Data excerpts
################

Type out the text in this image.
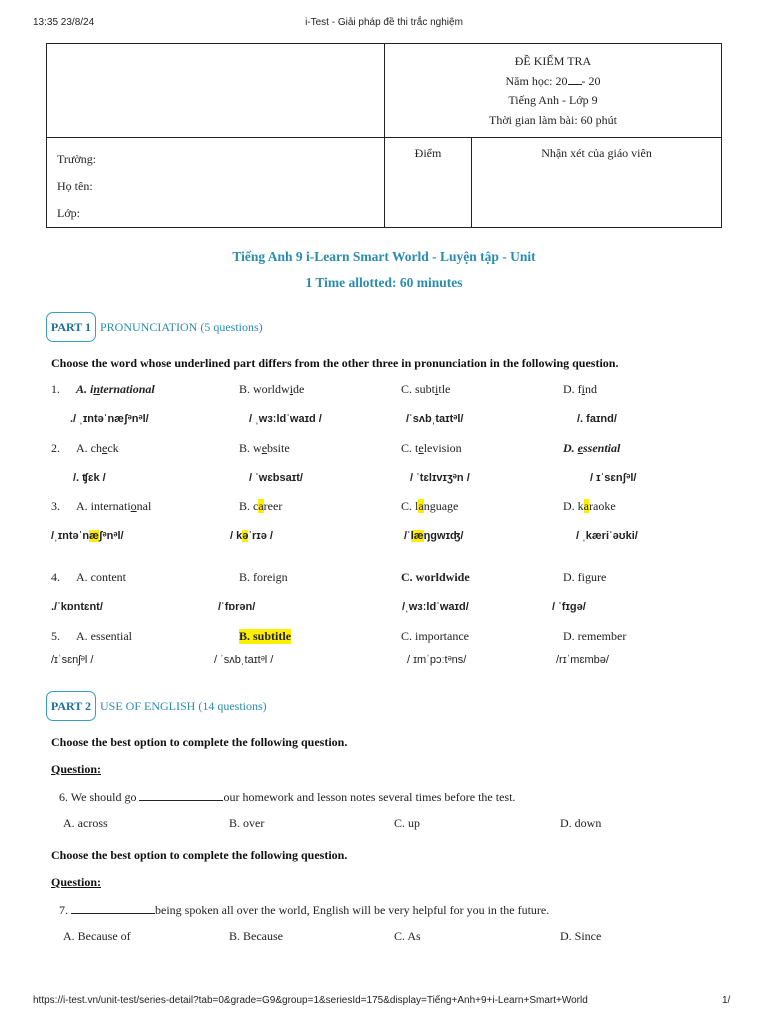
13:35 23/8/24	i-Test - Giải pháp đề thi trắc nghiệm

	ĐỀ KIỂM TRA
Năm học: 20 - 20
Tiếng Anh - Lớp 9
Thời gian làm bài: 60 phút	

Trường:
Họ tên:
Lớp:	Điểm	Nhận xét của giáo viên
Tiếng Anh 9 i-Learn Smart World - Luyện tập - Unit
1 Time allotted: 60 minutes
PART 1 PRONUNCIATION (5 questions)
Choose the word whose underlined part differs from the other three in pronunciation in the following question.
1. A. international	B. worldwide	C. subtitle	D. find
./ ˌɪntəˈnæʃᵊnᵊl/	/ ˌwɜːldˈwaɪd /	/ˈsʌbˌtaɪtᵊl/	/. faɪnd/
2. A. check	B. website	C. television	D. essential
/. ʧɛk /	/ ˈwɛbsaɪt/	/ ˈtɛlɪvɪʒᵊn /	/ ɪˈsɛnʃᵊl/
3. A. international	B. career	C. language	D. karaoke
/ˌɪntəˈnæʃᵊnᵊl/	/ kəˈrɪə /	/ˈlæŋɡwɪʤ/	/ ˌkæriˈəʊki/
4. A. content	B. foreign	C. worldwide	D. figure
./ˈkɒntɛnt/	/ˈfɒrən/	/ˌwɜːldˈwaɪd/	/ ˈfɪɡə/
5. A. essential	B. subtitle	C. importance	D. remember
/ɪˈsɛnʃᵊl /	/ ˈsʌbˌtaɪtᵊl /	/ ɪmˈpɔːtᵊns/	/rɪˈmɛmbə/
PART 2 USE OF ENGLISH (14 questions)
Choose the best option to complete the following question.
Question:
6. We should go	our homework and lesson notes several times before the test.
A. across	B. over	C. up	D. down
Choose the best option to complete the following question.
Question:
7.	being spoken all over the world, English will be very helpful for you in the future.
A. Because of	B. Because	C. As	D. Since
https://i-test.vn/unit-test/series-detail?tab=0&grade=G9&group=1&seriesId=175&display=Tiếng+Anh+9+i-Learn+Smart+World	1/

################

Task goal:
The pictures should not be reproduced; quote all of the other material exactly.

Written answer:
Type out the text in this image.
13:35 23/8/24	i-Test - Giải pháp đề thi trắc nghiệm

	ĐỀ KIỂM TRA
Năm học: 20 - 20
Tiếng Anh - Lớp 9
Thời gian làm bài: 60 phút	

Trường:
Họ tên:
Lớp:	Điểm	Nhận xét của giáo viên
Tiếng Anh 9 i-Learn Smart World - Luyện tập - Unit
1 Time allotted: 60 minutes
PART 1 PRONUNCIATION (5 questions)
Choose the word whose underlined part differs from the other three in pronunciation in the following question.
1. A. international	B. worldwide	C. subtitle	D. find
./ ˌɪntəˈnæʃᵊnᵊl/	/ ˌwɜːldˈwaɪd /	/ˈsʌbˌtaɪtᵊl/	/. faɪnd/
2. A. check	B. website	C. television	D. essential
/. ʧɛk /	/ ˈwɛbsaɪt/	/ ˈtɛlɪvɪʒᵊn /	/ ɪˈsɛnʃᵊl/
3. A. international	B. career	C. language	D. karaoke
/ˌɪntəˈnæʃᵊnᵊl/	/ kəˈrɪə /	/ˈlæŋɡwɪʤ/	/ ˌkæriˈəʊki/
4. A. content	B. foreign	C. worldwide	D. figure
./ˈkɒntɛnt/	/ˈfɒrən/	/ˌwɜːldˈwaɪd/	/ ˈfɪɡə/
5. A. essential	B. subtitle	C. importance	D. remember
/ɪˈsɛnʃᵊl /	/ ˈsʌbˌtaɪtᵊl /	/ ɪmˈpɔːtᵊns/	/rɪˈmɛmbə/
PART 2 USE OF ENGLISH (14 questions)
Choose the best option to complete the following question.
Question:
6. We should go	our homework and lesson notes several times before the test.
A. across	B. over	C. up	D. down
Choose the best option to complete the following question.
Question:
7.	being spoken all over the world, English will be very helpful for you in the future.
A. Because of	B. Because	C. As	D. Since
https://i-test.vn/unit-test/series-detail?tab=0&grade=G9&group=1&seriesId=175&display=Tiếng+Anh+9+i-Learn+Smart+World	1/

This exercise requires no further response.